##### MATERIAL SHOWN

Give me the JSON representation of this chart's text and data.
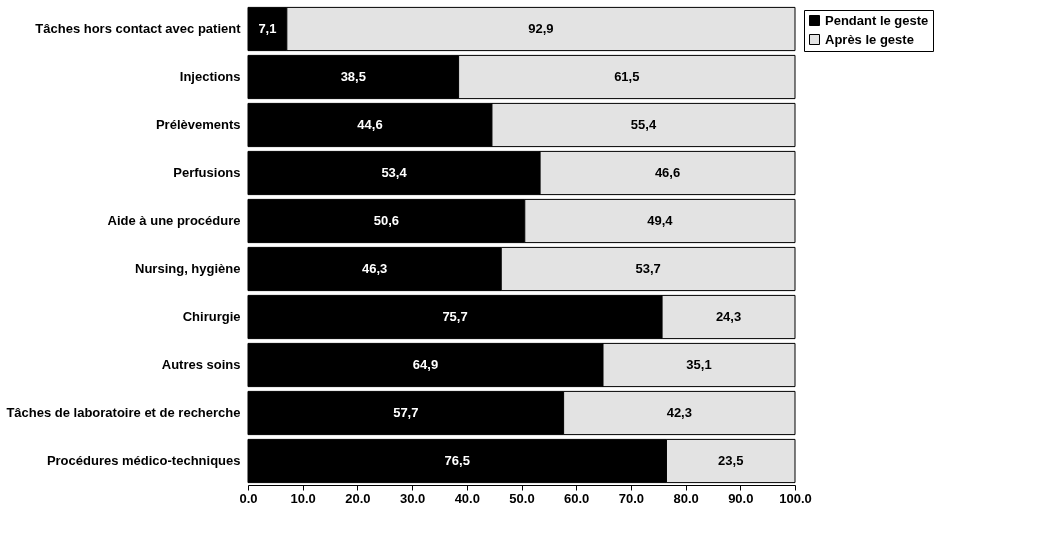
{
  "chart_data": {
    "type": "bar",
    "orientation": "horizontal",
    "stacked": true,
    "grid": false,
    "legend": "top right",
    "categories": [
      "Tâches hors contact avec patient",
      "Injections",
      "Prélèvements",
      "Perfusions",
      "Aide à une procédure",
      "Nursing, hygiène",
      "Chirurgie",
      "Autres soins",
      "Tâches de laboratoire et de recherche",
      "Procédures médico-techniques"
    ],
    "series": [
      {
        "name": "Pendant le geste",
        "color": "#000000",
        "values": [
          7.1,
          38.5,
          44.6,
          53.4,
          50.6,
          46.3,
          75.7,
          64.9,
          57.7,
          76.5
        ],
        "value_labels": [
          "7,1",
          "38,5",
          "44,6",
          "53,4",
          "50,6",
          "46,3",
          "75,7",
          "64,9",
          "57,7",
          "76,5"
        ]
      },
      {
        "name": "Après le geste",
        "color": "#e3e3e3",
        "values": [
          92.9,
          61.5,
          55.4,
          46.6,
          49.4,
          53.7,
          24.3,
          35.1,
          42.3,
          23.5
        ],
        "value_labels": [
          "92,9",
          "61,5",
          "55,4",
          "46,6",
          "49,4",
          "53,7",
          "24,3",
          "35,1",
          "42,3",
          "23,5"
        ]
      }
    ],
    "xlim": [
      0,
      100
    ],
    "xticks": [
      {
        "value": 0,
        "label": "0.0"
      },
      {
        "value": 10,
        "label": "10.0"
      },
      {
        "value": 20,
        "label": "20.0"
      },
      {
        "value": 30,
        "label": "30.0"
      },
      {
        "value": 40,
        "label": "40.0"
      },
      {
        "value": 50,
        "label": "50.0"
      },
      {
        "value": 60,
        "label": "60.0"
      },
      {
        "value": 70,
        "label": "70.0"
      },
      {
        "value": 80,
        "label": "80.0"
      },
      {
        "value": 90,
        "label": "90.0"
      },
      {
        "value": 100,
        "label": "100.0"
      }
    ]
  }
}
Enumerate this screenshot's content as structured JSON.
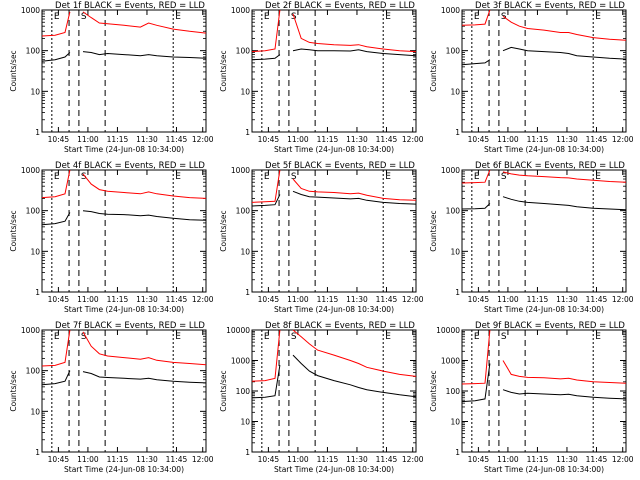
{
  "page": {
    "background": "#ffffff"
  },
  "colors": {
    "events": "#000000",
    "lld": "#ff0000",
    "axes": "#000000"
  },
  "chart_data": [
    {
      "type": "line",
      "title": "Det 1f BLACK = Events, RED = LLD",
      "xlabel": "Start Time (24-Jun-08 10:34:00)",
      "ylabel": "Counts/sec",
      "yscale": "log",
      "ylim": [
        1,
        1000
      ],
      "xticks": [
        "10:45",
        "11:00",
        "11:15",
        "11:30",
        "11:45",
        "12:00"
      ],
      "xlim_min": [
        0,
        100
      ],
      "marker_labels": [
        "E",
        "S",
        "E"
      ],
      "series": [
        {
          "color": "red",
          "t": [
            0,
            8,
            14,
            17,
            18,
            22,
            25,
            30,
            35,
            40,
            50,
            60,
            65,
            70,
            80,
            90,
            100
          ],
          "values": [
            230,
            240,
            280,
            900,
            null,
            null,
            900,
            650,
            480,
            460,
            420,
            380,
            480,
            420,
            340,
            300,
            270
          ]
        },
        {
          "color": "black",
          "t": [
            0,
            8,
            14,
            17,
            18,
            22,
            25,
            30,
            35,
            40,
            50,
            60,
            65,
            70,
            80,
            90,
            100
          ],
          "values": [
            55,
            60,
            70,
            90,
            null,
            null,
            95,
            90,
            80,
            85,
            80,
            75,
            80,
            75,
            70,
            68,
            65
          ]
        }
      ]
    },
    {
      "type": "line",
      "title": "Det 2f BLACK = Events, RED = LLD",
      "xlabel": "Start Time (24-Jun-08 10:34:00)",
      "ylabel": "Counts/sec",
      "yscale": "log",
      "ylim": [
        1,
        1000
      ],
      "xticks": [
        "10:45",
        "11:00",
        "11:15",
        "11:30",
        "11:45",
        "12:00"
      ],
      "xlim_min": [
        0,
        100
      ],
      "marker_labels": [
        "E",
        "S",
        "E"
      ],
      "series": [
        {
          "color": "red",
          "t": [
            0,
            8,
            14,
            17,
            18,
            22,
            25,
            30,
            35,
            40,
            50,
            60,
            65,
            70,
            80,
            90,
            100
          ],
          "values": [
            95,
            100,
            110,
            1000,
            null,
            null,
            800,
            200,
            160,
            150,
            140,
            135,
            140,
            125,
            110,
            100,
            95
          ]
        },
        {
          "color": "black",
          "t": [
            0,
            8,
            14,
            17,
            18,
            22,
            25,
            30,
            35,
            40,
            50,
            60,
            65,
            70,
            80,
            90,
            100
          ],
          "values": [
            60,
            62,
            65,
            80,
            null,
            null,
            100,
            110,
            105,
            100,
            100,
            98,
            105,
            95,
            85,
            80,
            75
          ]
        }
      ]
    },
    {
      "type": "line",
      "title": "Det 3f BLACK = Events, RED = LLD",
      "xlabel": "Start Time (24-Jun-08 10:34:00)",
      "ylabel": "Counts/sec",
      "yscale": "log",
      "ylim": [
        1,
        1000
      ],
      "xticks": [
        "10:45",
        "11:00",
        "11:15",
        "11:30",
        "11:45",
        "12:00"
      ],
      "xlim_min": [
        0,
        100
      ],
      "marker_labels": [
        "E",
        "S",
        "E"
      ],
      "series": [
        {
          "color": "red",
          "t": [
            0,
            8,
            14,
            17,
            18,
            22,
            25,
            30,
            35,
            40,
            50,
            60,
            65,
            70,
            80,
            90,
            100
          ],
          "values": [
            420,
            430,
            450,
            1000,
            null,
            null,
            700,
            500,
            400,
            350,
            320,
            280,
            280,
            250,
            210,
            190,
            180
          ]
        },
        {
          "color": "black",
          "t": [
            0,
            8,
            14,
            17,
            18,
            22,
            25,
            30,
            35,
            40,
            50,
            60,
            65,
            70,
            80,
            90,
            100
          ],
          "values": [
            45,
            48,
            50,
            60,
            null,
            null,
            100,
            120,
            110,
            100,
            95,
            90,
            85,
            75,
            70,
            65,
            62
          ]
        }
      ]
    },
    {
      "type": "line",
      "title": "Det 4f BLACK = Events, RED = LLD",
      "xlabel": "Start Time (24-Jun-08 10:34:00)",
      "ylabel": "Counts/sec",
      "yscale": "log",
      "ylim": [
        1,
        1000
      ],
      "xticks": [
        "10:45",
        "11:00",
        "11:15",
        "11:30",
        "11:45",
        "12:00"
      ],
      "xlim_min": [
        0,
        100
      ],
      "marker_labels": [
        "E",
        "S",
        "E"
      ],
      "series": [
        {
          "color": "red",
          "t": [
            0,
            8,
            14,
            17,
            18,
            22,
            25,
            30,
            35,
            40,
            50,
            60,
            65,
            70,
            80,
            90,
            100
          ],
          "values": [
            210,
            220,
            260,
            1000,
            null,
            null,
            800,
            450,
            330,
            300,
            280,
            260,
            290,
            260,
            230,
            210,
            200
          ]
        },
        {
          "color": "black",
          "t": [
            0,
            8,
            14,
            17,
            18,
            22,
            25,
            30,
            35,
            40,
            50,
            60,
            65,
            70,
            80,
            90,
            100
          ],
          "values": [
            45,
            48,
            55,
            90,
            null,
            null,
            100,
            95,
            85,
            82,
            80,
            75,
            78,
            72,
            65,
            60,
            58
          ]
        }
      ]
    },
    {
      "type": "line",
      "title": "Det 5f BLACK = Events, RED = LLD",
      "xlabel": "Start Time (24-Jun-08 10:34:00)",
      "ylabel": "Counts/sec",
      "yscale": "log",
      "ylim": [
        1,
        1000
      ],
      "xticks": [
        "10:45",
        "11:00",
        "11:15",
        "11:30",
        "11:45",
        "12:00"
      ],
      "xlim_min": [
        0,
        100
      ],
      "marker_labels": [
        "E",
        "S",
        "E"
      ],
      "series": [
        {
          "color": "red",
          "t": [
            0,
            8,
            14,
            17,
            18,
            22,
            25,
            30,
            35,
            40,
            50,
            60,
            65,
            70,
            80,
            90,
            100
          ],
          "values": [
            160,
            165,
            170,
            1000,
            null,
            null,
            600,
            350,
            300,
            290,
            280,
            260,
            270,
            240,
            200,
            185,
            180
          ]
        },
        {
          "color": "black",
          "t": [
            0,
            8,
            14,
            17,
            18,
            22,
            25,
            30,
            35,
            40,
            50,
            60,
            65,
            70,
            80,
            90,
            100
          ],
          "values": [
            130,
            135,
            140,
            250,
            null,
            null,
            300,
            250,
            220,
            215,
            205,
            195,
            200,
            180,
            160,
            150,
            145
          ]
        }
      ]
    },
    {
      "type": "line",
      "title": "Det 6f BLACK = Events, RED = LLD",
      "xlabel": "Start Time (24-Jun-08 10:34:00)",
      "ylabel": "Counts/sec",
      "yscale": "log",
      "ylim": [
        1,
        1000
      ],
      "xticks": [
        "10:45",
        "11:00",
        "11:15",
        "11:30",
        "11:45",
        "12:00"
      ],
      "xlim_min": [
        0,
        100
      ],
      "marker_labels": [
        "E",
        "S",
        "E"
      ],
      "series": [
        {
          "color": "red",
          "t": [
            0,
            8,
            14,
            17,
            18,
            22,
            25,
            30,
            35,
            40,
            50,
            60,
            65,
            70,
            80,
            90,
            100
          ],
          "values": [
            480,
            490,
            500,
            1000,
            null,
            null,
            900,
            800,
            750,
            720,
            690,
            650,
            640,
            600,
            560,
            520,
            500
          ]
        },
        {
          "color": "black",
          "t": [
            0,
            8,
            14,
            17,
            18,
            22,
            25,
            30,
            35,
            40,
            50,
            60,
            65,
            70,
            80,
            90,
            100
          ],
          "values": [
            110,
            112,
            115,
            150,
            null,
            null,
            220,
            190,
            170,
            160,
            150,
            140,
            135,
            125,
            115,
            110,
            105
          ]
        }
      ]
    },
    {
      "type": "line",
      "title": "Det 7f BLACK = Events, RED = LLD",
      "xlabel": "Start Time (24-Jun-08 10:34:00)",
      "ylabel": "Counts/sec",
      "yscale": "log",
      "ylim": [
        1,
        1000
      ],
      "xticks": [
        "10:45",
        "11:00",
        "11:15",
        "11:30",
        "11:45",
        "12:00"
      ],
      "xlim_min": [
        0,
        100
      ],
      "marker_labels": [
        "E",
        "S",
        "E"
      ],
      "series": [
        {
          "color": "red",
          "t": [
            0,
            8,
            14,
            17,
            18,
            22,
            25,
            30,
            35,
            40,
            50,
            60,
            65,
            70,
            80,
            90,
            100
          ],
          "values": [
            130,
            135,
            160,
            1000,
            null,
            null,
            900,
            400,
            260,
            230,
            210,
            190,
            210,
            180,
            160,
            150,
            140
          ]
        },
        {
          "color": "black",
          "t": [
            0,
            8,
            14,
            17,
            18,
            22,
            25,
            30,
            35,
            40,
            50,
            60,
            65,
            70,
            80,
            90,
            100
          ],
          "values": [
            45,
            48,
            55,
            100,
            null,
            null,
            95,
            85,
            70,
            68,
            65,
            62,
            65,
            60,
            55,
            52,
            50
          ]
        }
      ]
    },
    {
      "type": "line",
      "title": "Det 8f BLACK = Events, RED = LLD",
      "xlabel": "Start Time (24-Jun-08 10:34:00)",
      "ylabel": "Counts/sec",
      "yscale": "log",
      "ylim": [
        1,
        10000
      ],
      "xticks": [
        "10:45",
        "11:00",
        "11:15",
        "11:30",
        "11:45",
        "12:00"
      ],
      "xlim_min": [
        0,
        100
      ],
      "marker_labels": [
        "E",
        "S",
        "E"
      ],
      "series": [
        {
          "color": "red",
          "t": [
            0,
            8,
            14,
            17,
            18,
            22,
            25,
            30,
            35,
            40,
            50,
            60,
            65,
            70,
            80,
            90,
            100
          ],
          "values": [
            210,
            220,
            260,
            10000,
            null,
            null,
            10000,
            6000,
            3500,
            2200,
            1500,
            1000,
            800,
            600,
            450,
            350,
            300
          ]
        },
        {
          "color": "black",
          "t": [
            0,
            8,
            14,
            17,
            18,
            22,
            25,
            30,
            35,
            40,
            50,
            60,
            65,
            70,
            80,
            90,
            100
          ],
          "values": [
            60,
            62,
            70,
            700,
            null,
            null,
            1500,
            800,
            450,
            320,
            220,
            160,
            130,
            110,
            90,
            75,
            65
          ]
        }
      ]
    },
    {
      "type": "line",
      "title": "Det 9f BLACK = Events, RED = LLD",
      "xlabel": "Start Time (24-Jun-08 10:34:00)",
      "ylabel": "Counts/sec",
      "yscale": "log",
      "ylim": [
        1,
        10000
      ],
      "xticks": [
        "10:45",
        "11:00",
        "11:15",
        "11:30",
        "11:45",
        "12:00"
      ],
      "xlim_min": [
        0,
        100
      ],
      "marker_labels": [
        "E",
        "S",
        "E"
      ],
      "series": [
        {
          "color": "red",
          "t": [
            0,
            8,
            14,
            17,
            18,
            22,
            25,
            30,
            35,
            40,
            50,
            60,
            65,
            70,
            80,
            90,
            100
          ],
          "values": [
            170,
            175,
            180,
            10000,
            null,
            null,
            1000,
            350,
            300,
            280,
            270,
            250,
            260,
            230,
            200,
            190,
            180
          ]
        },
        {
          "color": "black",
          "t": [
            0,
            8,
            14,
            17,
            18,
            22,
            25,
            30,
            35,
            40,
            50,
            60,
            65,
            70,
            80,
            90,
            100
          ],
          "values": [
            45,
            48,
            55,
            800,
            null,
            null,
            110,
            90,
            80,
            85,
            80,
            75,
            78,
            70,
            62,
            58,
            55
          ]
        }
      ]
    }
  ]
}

##########

_WRITTEN INSTRUCTION_
For each line of the entries that includes "JSON", show that line.

_EXERCISE RESPONSE_
Give me the JSON representation of this chart's text and data.
Enumerate this screenshot's content as structured JSON.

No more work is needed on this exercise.